╭─ TASK DATA

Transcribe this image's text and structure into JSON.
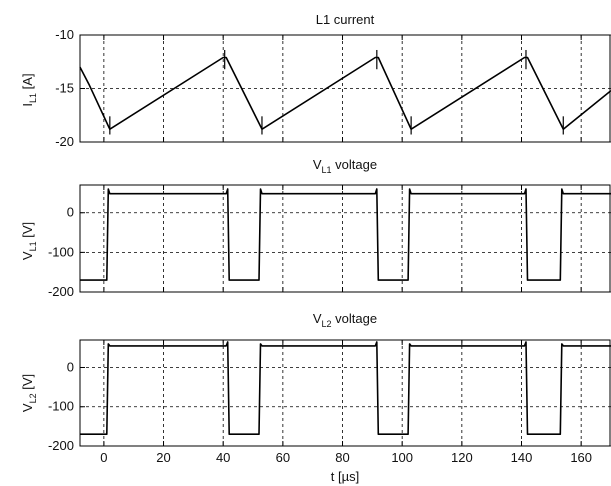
{
  "chart_data": [
    {
      "type": "line",
      "title": "L1 current",
      "ylabel_main": "I",
      "ylabel_sub": "L1",
      "ylabel_unit": " [A]",
      "xlim": [
        -8,
        170
      ],
      "ylim": [
        -20,
        -10
      ],
      "yticks": [
        -10,
        -15,
        -20
      ],
      "x": [
        -8,
        -5,
        2,
        40,
        41,
        53,
        91,
        92,
        103,
        141,
        142,
        154,
        170
      ],
      "values": [
        -13,
        -14.6,
        -18.8,
        -12.1,
        -12.1,
        -18.8,
        -12.1,
        -12.1,
        -18.8,
        -12.1,
        -12.1,
        -18.8,
        -15.2
      ],
      "spikes": [
        {
          "x": 2,
          "y0": -17.6,
          "y1": -19.3
        },
        {
          "x": 40.5,
          "y0": -11.4,
          "y1": -13.2
        },
        {
          "x": 53,
          "y0": -17.6,
          "y1": -19.3
        },
        {
          "x": 91.5,
          "y0": -11.4,
          "y1": -13.2
        },
        {
          "x": 103,
          "y0": -17.6,
          "y1": -19.3
        },
        {
          "x": 141.5,
          "y0": -11.4,
          "y1": -13.2
        },
        {
          "x": 154,
          "y0": -17.6,
          "y1": -19.3
        }
      ],
      "grid": true
    },
    {
      "type": "line",
      "title_main": "V",
      "title_sub": "L1",
      "title_rest": " voltage",
      "ylabel_main": "V",
      "ylabel_sub": "L1",
      "ylabel_unit": " [V]",
      "xlim": [
        -8,
        170
      ],
      "ylim": [
        -200,
        70
      ],
      "yticks": [
        0,
        -100,
        -200
      ],
      "x": [
        -8,
        1,
        1.5,
        2,
        41,
        41.5,
        42,
        52,
        52.5,
        53,
        91,
        91.5,
        92,
        102,
        102.5,
        103,
        141,
        141.5,
        142,
        153,
        153.5,
        154,
        170
      ],
      "values": [
        -170,
        -170,
        60,
        48,
        48,
        60,
        -170,
        -170,
        60,
        48,
        48,
        60,
        -170,
        -170,
        60,
        48,
        48,
        60,
        -170,
        -170,
        60,
        48,
        48
      ],
      "grid": true
    },
    {
      "type": "line",
      "title_main": "V",
      "title_sub": "L2",
      "title_rest": " voltage",
      "ylabel_main": "V",
      "ylabel_sub": "L2",
      "ylabel_unit": " [V]",
      "xlabel": "t [µs]",
      "xlim": [
        -8,
        170
      ],
      "ylim": [
        -200,
        70
      ],
      "yticks": [
        0,
        -100,
        -200
      ],
      "xticks": [
        0,
        20,
        40,
        60,
        80,
        100,
        120,
        140,
        160
      ],
      "x": [
        -8,
        1,
        1.5,
        2,
        41,
        41.5,
        42,
        52,
        52.5,
        53,
        91,
        91.5,
        92,
        102,
        102.5,
        103,
        141,
        141.5,
        142,
        153,
        153.5,
        154,
        170
      ],
      "values": [
        -170,
        -170,
        60,
        55,
        55,
        65,
        -170,
        -170,
        60,
        55,
        55,
        65,
        -170,
        -170,
        60,
        55,
        55,
        65,
        -170,
        -170,
        60,
        55,
        55
      ],
      "grid": true
    }
  ]
}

╰─

| EXERCISE DIRECTIONS |
Give all the lines above again, character for character, without pictures.

| RIGHT ANSWER |
Transcribe this image's text and structure into JSON.
{
  "chart_data": [
    {
      "type": "line",
      "title": "L1 current",
      "ylabel_main": "I",
      "ylabel_sub": "L1",
      "ylabel_unit": " [A]",
      "xlim": [
        -8,
        170
      ],
      "ylim": [
        -20,
        -10
      ],
      "yticks": [
        -10,
        -15,
        -20
      ],
      "x": [
        -8,
        -5,
        2,
        40,
        41,
        53,
        91,
        92,
        103,
        141,
        142,
        154,
        170
      ],
      "values": [
        -13,
        -14.6,
        -18.8,
        -12.1,
        -12.1,
        -18.8,
        -12.1,
        -12.1,
        -18.8,
        -12.1,
        -12.1,
        -18.8,
        -15.2
      ],
      "spikes": [
        {
          "x": 2,
          "y0": -17.6,
          "y1": -19.3
        },
        {
          "x": 40.5,
          "y0": -11.4,
          "y1": -13.2
        },
        {
          "x": 53,
          "y0": -17.6,
          "y1": -19.3
        },
        {
          "x": 91.5,
          "y0": -11.4,
          "y1": -13.2
        },
        {
          "x": 103,
          "y0": -17.6,
          "y1": -19.3
        },
        {
          "x": 141.5,
          "y0": -11.4,
          "y1": -13.2
        },
        {
          "x": 154,
          "y0": -17.6,
          "y1": -19.3
        }
      ],
      "grid": true
    },
    {
      "type": "line",
      "title_main": "V",
      "title_sub": "L1",
      "title_rest": " voltage",
      "ylabel_main": "V",
      "ylabel_sub": "L1",
      "ylabel_unit": " [V]",
      "xlim": [
        -8,
        170
      ],
      "ylim": [
        -200,
        70
      ],
      "yticks": [
        0,
        -100,
        -200
      ],
      "x": [
        -8,
        1,
        1.5,
        2,
        41,
        41.5,
        42,
        52,
        52.5,
        53,
        91,
        91.5,
        92,
        102,
        102.5,
        103,
        141,
        141.5,
        142,
        153,
        153.5,
        154,
        170
      ],
      "values": [
        -170,
        -170,
        60,
        48,
        48,
        60,
        -170,
        -170,
        60,
        48,
        48,
        60,
        -170,
        -170,
        60,
        48,
        48,
        60,
        -170,
        -170,
        60,
        48,
        48
      ],
      "grid": true
    },
    {
      "type": "line",
      "title_main": "V",
      "title_sub": "L2",
      "title_rest": " voltage",
      "ylabel_main": "V",
      "ylabel_sub": "L2",
      "ylabel_unit": " [V]",
      "xlabel": "t [µs]",
      "xlim": [
        -8,
        170
      ],
      "ylim": [
        -200,
        70
      ],
      "yticks": [
        0,
        -100,
        -200
      ],
      "xticks": [
        0,
        20,
        40,
        60,
        80,
        100,
        120,
        140,
        160
      ],
      "x": [
        -8,
        1,
        1.5,
        2,
        41,
        41.5,
        42,
        52,
        52.5,
        53,
        91,
        91.5,
        92,
        102,
        102.5,
        103,
        141,
        141.5,
        142,
        153,
        153.5,
        154,
        170
      ],
      "values": [
        -170,
        -170,
        60,
        55,
        55,
        65,
        -170,
        -170,
        60,
        55,
        55,
        65,
        -170,
        -170,
        60,
        55,
        55,
        65,
        -170,
        -170,
        60,
        55,
        55
      ],
      "grid": true
    }
  ]
}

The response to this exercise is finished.